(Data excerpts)

--- Start ---

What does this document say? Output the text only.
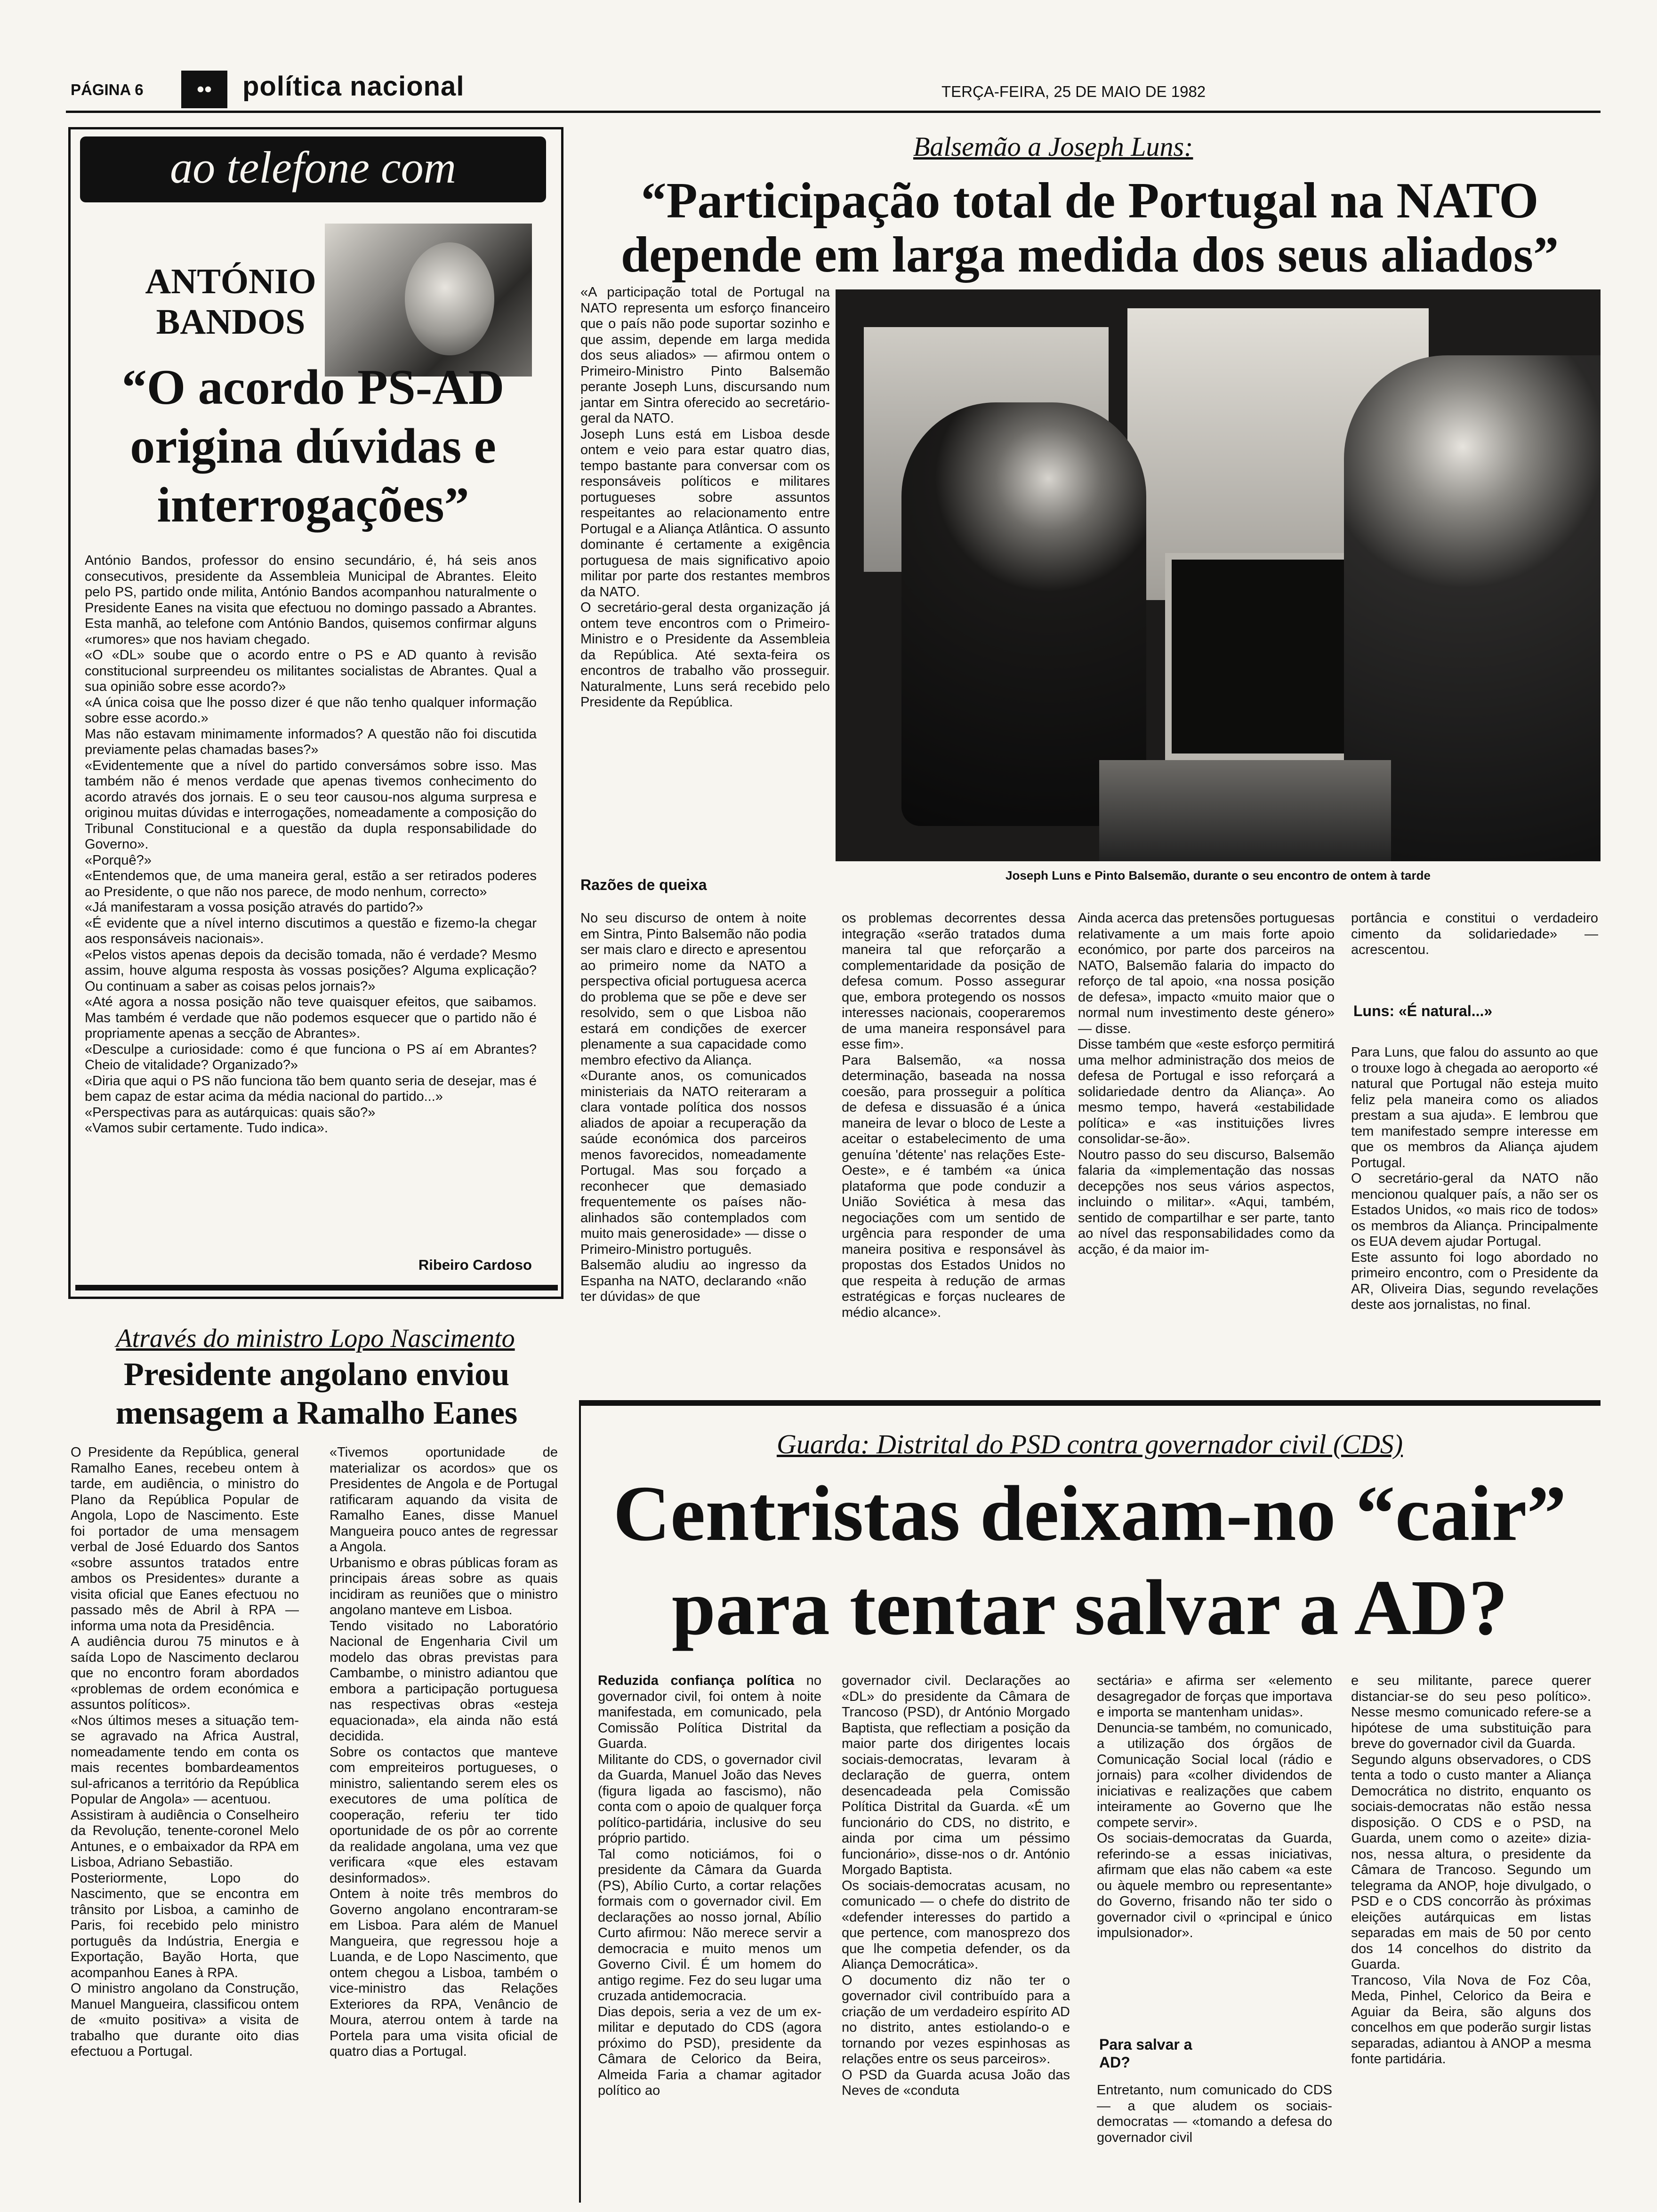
PÁGINA 6	••	política nacional	TERÇA-FEIRA, 25 DE MAIO DE 1982
ao telefone com
ANTÓNIO BANDOS
“O acordo PS-AD origina dúvidas e interrogações”
António Bandos, professor do ensino secundário, é, há seis anos consecutivos, presidente da Assembleia Municipal de Abrantes. Eleito pelo PS, partido onde milita, António Bandos acompanhou naturalmente o Presidente Eanes na visita que efectuou no domingo passado a Abrantes. Esta manhã, ao telefone com António Bandos, quisemos confirmar alguns «rumores» que nos haviam chegado.
«O «DL» soube que o acordo entre o PS e AD quanto à revisão constitucional surpreendeu os militantes socialistas de Abrantes. Qual a sua opinião sobre esse acordo?»
«A única coisa que lhe posso dizer é que não tenho qualquer informação sobre esse acordo.»
Mas não estavam minimamente informados? A questão não foi discutida previamente pelas chamadas bases?»
«Evidentemente que a nível do partido conversámos sobre isso. Mas também não é menos verdade que apenas tivemos conhecimento do acordo através dos jornais. E o seu teor causou-nos alguma surpresa e originou muitas dúvidas e interrogações, nomeadamente a composição do Tribunal Constitucional e a questão da dupla responsabilidade do Governo».
«Porquê?»
«Entendemos que, de uma maneira geral, estão a ser retirados poderes ao Presidente, o que não nos parece, de modo nenhum, correcto»
«Já manifestaram a vossa posição através do partido?»
«É evidente que a nível interno discutimos a questão e fizemo-la chegar aos responsáveis nacionais».
«Pelos vistos apenas depois da decisão tomada, não é verdade? Mesmo assim, houve alguma resposta às vossas posições? Alguma explicação? Ou continuam a saber as coisas pelos jornais?»
«Até agora a nossa posição não teve quaisquer efeitos, que saibamos. Mas também é verdade que não podemos esquecer que o partido não é propriamente apenas a secção de Abrantes».
«Desculpe a curiosidade: como é que funciona o PS aí em Abrantes? Cheio de vitalidade? Organizado?»
«Diria que aqui o PS não funciona tão bem quanto seria de desejar, mas é bem capaz de estar acima da média nacional do partido...»
«Perspectivas para as autárquicas: quais são?»
«Vamos subir certamente. Tudo indica».
Ribeiro Cardoso
Balsemão a Joseph Luns:
“Participação total de Portugal na NATO
depende em larga medida dos seus aliados”
«A participação total de Portugal na NATO representa um esforço financeiro que o país não pode suportar sozinho e que assim, depende em larga medida dos seus aliados» — afirmou ontem o Primeiro-Ministro Pinto Balsemão perante Joseph Luns, discursando num jantar em Sintra oferecido ao secretário-geral da NATO.
Joseph Luns está em Lisboa desde ontem e veio para estar quatro dias, tempo bastante para conversar com os responsáveis políticos e militares portugueses sobre assuntos respeitantes ao relacionamento entre Portugal e a Aliança Atlântica. O assunto dominante é certamente a exigência portuguesa de mais significativo apoio militar por parte dos restantes membros da NATO.
O secretário-geral desta organização já ontem teve encontros com o Primeiro-Ministro e o Presidente da Assembleia da República. Até sexta-feira os encontros de trabalho vão prosseguir. Naturalmente, Luns será recebido pelo Presidente da República.
Joseph Luns e Pinto Balsemão, durante o seu encontro de ontem à tarde
Razões de queixa
No seu discurso de ontem à noite em Sintra, Pinto Balsemão não podia ser mais claro e directo e apresentou ao primeiro nome da NATO a perspectiva oficial portuguesa acerca do problema que se põe e deve ser resolvido, sem o que Lisboa não estará em condições de exercer plenamente a sua capacidade como membro efectivo da Aliança.
«Durante anos, os comunicados ministeriais da NATO reiteraram a clara vontade política dos nossos aliados de apoiar a recuperação da saúde económica dos parceiros menos favorecidos, nomeadamente Portugal. Mas sou forçado a reconhecer que demasiado frequentemente os países não-alinhados são contemplados com muito mais generosidade» — disse o Primeiro-Ministro português.
Balsemão aludiu ao ingresso da Espanha na NATO, declarando «não ter dúvidas» de que
os problemas decorrentes dessa integração «serão tratados duma maneira tal que reforçarão a complementaridade da posição de defesa comum. Posso assegurar que, embora protegendo os nossos interesses nacionais, cooperaremos de uma maneira responsável para esse fim».
Para Balsemão, «a nossa determinação, baseada na nossa coesão, para prosseguir a política de defesa e dissuasão é a única maneira de levar o bloco de Leste a aceitar o estabelecimento de uma genuína 'détente' nas relações Este-Oeste», e é também «a única plataforma que pode conduzir a União Soviética à mesa das negociações com um sentido de urgência para responder de uma maneira positiva e responsável às propostas dos Estados Unidos no que respeita à redução de armas estratégicas e forças nucleares de médio alcance».
Ainda acerca das pretensões portuguesas relativamente a um mais forte apoio económico, por parte dos parceiros na NATO, Balsemão falaria do impacto do reforço de tal apoio, «na nossa posição de defesa», impacto «muito maior que o normal num investimento deste género» — disse.
Disse também que «este esforço permitirá uma melhor administração dos meios de defesa de Portugal e isso reforçará a solidariedade dentro da Aliança». Ao mesmo tempo, haverá «estabilidade política» e «as instituições livres consolidar-se-ão».
Noutro passo do seu discurso, Balsemão falaria da «implementação das nossas decepções nos seus vários aspectos, incluindo o militar». «Aqui, também, sentido de compartilhar e ser parte, tanto ao nível das responsabilidades como da acção, é da maior im-
portância e constitui o verdadeiro cimento da solidariedade» — acrescentou.
Luns: «É natural...»
Para Luns, que falou do assunto ao que o trouxe logo à chegada ao aeroporto «é natural que Portugal não esteja muito feliz pela maneira como os aliados prestam a sua ajuda». E lembrou que tem manifestado sempre interesse em que os membros da Aliança ajudem Portugal.
O secretário-geral da NATO não mencionou qualquer país, a não ser os Estados Unidos, «o mais rico de todos» os membros da Aliança. Principalmente os EUA devem ajudar Portugal.
Este assunto foi logo abordado no primeiro encontro, com o Presidente da AR, Oliveira Dias, segundo revelações deste aos jornalistas, no final.
Através do ministro Lopo Nascimento
Presidente angolano enviou mensagem a Ramalho Eanes
O Presidente da República, general Ramalho Eanes, recebeu ontem à tarde, em audiência, o ministro do Plano da República Popular de Angola, Lopo de Nascimento. Este foi portador de uma mensagem verbal de José Eduardo dos Santos «sobre assuntos tratados entre ambos os Presidentes» durante a visita oficial que Eanes efectuou no passado mês de Abril à RPA — informa uma nota da Presidência.
A audiência durou 75 minutos e à saída Lopo de Nascimento declarou que no encontro foram abordados «problemas de ordem económica e assuntos políticos».
«Nos últimos meses a situação tem-se agravado na Africa Austral, nomeadamente tendo em conta os mais recentes bombardeamentos sul-africanos a território da República Popular de Angola» — acentuou.
Assistiram à audiência o Conselheiro da Revolução, tenente-coronel Melo Antunes, e o embaixador da RPA em Lisboa, Adriano Sebastião.
Posteriormente, Lopo do Nascimento, que se encontra em trânsito por Lisboa, a caminho de Paris, foi recebido pelo ministro português da Indústria, Energia e Exportação, Bayão Horta, que acompanhou Eanes à RPA.
O ministro angolano da Construção, Manuel Mangueira, classificou ontem de «muito positiva» a visita de trabalho que durante oito dias efectuou a Portugal.
«Tivemos oportunidade de materializar os acordos» que os Presidentes de Angola e de Portugal ratificaram aquando da visita de Ramalho Eanes, disse Manuel Mangueira pouco antes de regressar a Angola.
Urbanismo e obras públicas foram as principais áreas sobre as quais incidiram as reuniões que o ministro angolano manteve em Lisboa.
Tendo visitado no Laboratório Nacional de Engenharia Civil um modelo das obras previstas para Cambambe, o ministro adiantou que embora a participação portuguesa nas respectivas obras «esteja equacionada», ela ainda não está decidida.
Sobre os contactos que manteve com empreiteiros portugueses, o ministro, salientando serem eles os executores de uma política de cooperação, referiu ter tido oportunidade de os pôr ao corrente da realidade angolana, uma vez que verificara «que eles estavam desinformados».
Ontem à noite três membros do Governo angolano encontraram-se em Lisboa. Para além de Manuel Mangueira, que regressou hoje a Luanda, e de Lopo Nascimento, que ontem chegou a Lisboa, também o vice-ministro das Relações Exteriores da RPA, Venâncio de Moura, aterrou ontem à tarde na Portela para uma visita oficial de quatro dias a Portugal.
Guarda: Distrital do PSD contra governador civil (CDS)
Centristas deixam-no “cair”
para tentar salvar a AD?
Reduzida confiança política no governador civil, foi ontem à noite manifestada, em comunicado, pela Comissão Política Distrital da Guarda.
Militante do CDS, o governador civil da Guarda, Manuel João das Neves (figura ligada ao fascismo), não conta com o apoio de qualquer força político-partidária, inclusive do seu próprio partido.
Tal como noticiámos, foi o presidente da Câmara da Guarda (PS), Abílio Curto, a cortar relações formais com o governador civil. Em declarações ao nosso jornal, Abílio Curto afirmou: Não merece servir a democracia e muito menos um Governo Civil. É um homem do antigo regime. Fez do seu lugar uma cruzada antidemocracia.
Dias depois, seria a vez de um ex-militar e deputado do CDS (agora próximo do PSD), presidente da Câmara de Celorico da Beira, Almeida Faria a chamar agitador político ao
governador civil. Declarações ao «DL» do presidente da Câmara de Trancoso (PSD), dr António Morgado Baptista, que reflectiam a posição da maior parte dos dirigentes locais sociais-democratas, levaram à declaração de guerra, ontem desencadeada pela Comissão Política Distrital da Guarda. «É um funcionário do CDS, no distrito, e ainda por cima um péssimo funcionário», disse-nos o dr. António Morgado Baptista.
Os sociais-democratas acusam, no comunicado — o chefe do distrito de «defender interesses do partido a que pertence, com manosprezo dos que lhe competia defender, os da Aliança Democrática».
O documento diz não ter o governador civil contribuído para a criação de um verdadeiro espírito AD no distrito, antes estiolando-o e tornando por vezes espinhosas as relações entre os seus parceiros».
O PSD da Guarda acusa João das Neves de «conduta
sectária» e afirma ser «elemento desagregador de forças que importava e importa se mantenham unidas».
Denuncia-se também, no comunicado, a utilização dos órgãos de Comunicação Social local (rádio e jornais) para «colher dividendos de iniciativas e realizações que cabem inteiramente ao Governo que lhe compete servir».
Os sociais-democratas da Guarda, referindo-se a essas iniciativas, afirmam que elas não cabem «a este ou àquele membro ou representante» do Governo, frisando não ter sido o governador civil o «principal e único impulsionador».
Para salvar a AD?
Entretanto, num comunicado do CDS — a que aludem os sociais-democratas — «tomando a defesa do governador civil
e seu militante, parece querer distanciar-se do seu peso político». Nesse mesmo comunicado refere-se a hipótese de uma substituição para breve do governador civil da Guarda.
Segundo alguns observadores, o CDS tenta a todo o custo manter a Aliança Democrática no distrito, enquanto os sociais-democratas não estão nessa disposição. O CDS e o PSD, na Guarda, unem como o azeite» dizia-nos, nessa altura, o presidente da Câmara de Trancoso. Segundo um telegrama da ANOP, hoje divulgado, o PSD e o CDS concorrão às próximas eleições autárquicas em listas separadas em mais de 50 por cento dos 14 concelhos do distrito da Guarda.
Trancoso, Vila Nova de Foz Côa, Meda, Pinhel, Celorico da Beira e Aguiar da Beira, são alguns dos concelhos em que poderão surgir listas separadas, adiantou à ANOP a mesma fonte partidária.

--- End ---

**WHAT THE TASK ASKS**
List every line above that contains the word "Neves".

**PROBLEM SOLUTION**
Militante do CDS, o governador civil da Guarda, Manuel João das Neves (figura ligada ao fascismo), não conta com o apoio de qualquer força político-partidária, inclusive do seu próprio partido.
O PSD da Guarda acusa João das Neves de «conduta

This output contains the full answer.